▶ Aim of the task
Copy out every line exactly as given.

'''

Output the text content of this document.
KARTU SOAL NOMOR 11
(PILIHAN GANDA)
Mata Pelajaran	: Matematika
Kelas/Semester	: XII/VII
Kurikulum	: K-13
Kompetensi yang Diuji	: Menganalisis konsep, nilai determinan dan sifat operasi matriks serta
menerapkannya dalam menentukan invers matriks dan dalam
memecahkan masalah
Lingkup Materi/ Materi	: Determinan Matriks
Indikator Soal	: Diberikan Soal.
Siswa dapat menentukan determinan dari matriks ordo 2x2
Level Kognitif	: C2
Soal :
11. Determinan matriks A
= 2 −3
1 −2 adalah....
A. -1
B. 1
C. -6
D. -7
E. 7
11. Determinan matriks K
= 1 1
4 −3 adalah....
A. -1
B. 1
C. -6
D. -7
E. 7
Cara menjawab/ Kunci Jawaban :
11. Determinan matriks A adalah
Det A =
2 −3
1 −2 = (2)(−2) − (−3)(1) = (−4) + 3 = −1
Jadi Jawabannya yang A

'''

▶ Expected answer
Output the text content of this document.
KARTU SOAL NOMOR 11
(PILIHAN GANDA)
Mata Pelajaran	: Matematika
Kelas/Semester	: XII/VII
Kurikulum	: K-13
Kompetensi yang Diuji	: Menganalisis konsep, nilai determinan dan sifat operasi matriks serta
menerapkannya dalam menentukan invers matriks dan dalam
memecahkan masalah
Lingkup Materi/ Materi	: Determinan Matriks
Indikator Soal	: Diberikan Soal.
Siswa dapat menentukan determinan dari matriks ordo 2x2
Level Kognitif	: C2
Soal :
11. Determinan matriks A
= 2 −3
1 −2 adalah....
A. -1
B. 1
C. -6
D. -7
E. 7
11. Determinan matriks K
= 1 1
4 −3 adalah....
A. -1
B. 1
C. -6
D. -7
E. 7
Cara menjawab/ Kunci Jawaban :
11. Determinan matriks A adalah
Det A =
2 −3
1 −2 = (2)(−2) − (−3)(1) = (−4) + 3 = −1
Jadi Jawabannya yang A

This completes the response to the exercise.